**GOAL OF THE EXERCISE:** Write out every line of the records below, unchanged.

**DATA SHOWN:**
╭──

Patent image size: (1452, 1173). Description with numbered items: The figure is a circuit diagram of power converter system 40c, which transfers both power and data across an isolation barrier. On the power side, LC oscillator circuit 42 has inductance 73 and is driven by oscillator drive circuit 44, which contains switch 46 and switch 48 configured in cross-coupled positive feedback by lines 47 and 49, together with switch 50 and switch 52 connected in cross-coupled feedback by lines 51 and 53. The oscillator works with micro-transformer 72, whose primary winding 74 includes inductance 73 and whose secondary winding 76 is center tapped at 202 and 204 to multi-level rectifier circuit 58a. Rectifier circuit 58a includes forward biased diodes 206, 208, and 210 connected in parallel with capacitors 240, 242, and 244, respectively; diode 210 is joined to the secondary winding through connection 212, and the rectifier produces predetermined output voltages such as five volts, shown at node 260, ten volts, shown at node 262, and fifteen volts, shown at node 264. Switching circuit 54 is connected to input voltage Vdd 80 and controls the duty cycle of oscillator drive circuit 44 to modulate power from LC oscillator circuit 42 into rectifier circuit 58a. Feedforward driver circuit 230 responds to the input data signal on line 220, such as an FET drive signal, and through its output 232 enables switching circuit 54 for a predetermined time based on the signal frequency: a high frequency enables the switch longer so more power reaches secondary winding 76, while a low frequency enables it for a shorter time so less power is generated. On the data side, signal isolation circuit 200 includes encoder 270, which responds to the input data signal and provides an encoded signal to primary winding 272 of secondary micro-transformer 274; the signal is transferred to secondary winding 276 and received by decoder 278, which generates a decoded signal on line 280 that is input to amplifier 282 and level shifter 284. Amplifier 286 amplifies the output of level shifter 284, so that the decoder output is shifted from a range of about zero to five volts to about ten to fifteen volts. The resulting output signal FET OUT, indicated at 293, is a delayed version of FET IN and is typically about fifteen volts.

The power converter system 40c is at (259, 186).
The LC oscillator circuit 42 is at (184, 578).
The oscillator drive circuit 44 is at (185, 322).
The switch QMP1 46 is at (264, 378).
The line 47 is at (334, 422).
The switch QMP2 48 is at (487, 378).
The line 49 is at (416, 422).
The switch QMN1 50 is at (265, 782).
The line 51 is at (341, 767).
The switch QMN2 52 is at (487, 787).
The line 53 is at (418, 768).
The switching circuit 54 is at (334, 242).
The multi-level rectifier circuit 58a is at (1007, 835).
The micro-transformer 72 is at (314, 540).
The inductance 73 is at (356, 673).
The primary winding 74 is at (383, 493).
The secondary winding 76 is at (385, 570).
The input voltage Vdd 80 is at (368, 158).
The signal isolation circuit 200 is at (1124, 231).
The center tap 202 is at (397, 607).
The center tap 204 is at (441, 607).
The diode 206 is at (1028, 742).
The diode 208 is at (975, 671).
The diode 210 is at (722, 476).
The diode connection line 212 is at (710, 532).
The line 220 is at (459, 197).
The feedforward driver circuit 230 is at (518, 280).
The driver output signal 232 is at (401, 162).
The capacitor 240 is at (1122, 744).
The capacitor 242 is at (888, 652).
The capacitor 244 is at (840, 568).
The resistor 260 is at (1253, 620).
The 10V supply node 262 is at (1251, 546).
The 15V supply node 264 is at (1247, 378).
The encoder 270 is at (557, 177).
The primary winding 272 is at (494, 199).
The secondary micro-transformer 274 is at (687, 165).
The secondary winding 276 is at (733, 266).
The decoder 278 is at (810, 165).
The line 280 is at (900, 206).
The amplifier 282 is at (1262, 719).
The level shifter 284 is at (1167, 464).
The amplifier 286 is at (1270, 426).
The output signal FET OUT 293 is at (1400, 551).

╰──

**FULL SOLUTION:**
Patent image size: (1452, 1173). Description with numbered items: The figure is a circuit diagram of power converter system 40c, which transfers both power and data across an isolation barrier. On the power side, LC oscillator circuit 42 has inductance 73 and is driven by oscillator drive circuit 44, which contains switch 46 and switch 48 configured in cross-coupled positive feedback by lines 47 and 49, together with switch 50 and switch 52 connected in cross-coupled feedback by lines 51 and 53. The oscillator works with micro-transformer 72, whose primary winding 74 includes inductance 73 and whose secondary winding 76 is center tapped at 202 and 204 to multi-level rectifier circuit 58a. Rectifier circuit 58a includes forward biased diodes 206, 208, and 210 connected in parallel with capacitors 240, 242, and 244, respectively; diode 210 is joined to the secondary winding through connection 212, and the rectifier produces predetermined output voltages such as five volts, shown at node 260, ten volts, shown at node 262, and fifteen volts, shown at node 264. Switching circuit 54 is connected to input voltage Vdd 80 and controls the duty cycle of oscillator drive circuit 44 to modulate power from LC oscillator circuit 42 into rectifier circuit 58a. Feedforward driver circuit 230 responds to the input data signal on line 220, such as an FET drive signal, and through its output 232 enables switching circuit 54 for a predetermined time based on the signal frequency: a high frequency enables the switch longer so more power reaches secondary winding 76, while a low frequency enables it for a shorter time so less power is generated. On the data side, signal isolation circuit 200 includes encoder 270, which responds to the input data signal and provides an encoded signal to primary winding 272 of secondary micro-transformer 274; the signal is transferred to secondary winding 276 and received by decoder 278, which generates a decoded signal on line 280 that is input to amplifier 282 and level shifter 284. Amplifier 286 amplifies the output of level shifter 284, so that the decoder output is shifted from a range of about zero to five volts to about ten to fifteen volts. The resulting output signal FET OUT, indicated at 293, is a delayed version of FET IN and is typically about fifteen volts.

The power converter system 40c is at (259, 186).
The LC oscillator circuit 42 is at (184, 578).
The oscillator drive circuit 44 is at (185, 322).
The switch QMP1 46 is at (264, 378).
The line 47 is at (334, 422).
The switch QMP2 48 is at (487, 378).
The line 49 is at (416, 422).
The switch QMN1 50 is at (265, 782).
The line 51 is at (341, 767).
The switch QMN2 52 is at (487, 787).
The line 53 is at (418, 768).
The switching circuit 54 is at (334, 242).
The multi-level rectifier circuit 58a is at (1007, 835).
The micro-transformer 72 is at (314, 540).
The inductance 73 is at (356, 673).
The primary winding 74 is at (383, 493).
The secondary winding 76 is at (385, 570).
The input voltage Vdd 80 is at (368, 158).
The signal isolation circuit 200 is at (1124, 231).
The center tap 202 is at (397, 607).
The center tap 204 is at (441, 607).
The diode 206 is at (1028, 742).
The diode 208 is at (975, 671).
The diode 210 is at (722, 476).
The diode connection line 212 is at (710, 532).
The line 220 is at (459, 197).
The feedforward driver circuit 230 is at (518, 280).
The driver output signal 232 is at (401, 162).
The capacitor 240 is at (1122, 744).
The capacitor 242 is at (888, 652).
The capacitor 244 is at (840, 568).
The resistor 260 is at (1253, 620).
The 10V supply node 262 is at (1251, 546).
The 15V supply node 264 is at (1247, 378).
The encoder 270 is at (557, 177).
The primary winding 272 is at (494, 199).
The secondary micro-transformer 274 is at (687, 165).
The secondary winding 276 is at (733, 266).
The decoder 278 is at (810, 165).
The line 280 is at (900, 206).
The amplifier 282 is at (1262, 719).
The level shifter 284 is at (1167, 464).
The amplifier 286 is at (1270, 426).
The output signal FET OUT 293 is at (1400, 551).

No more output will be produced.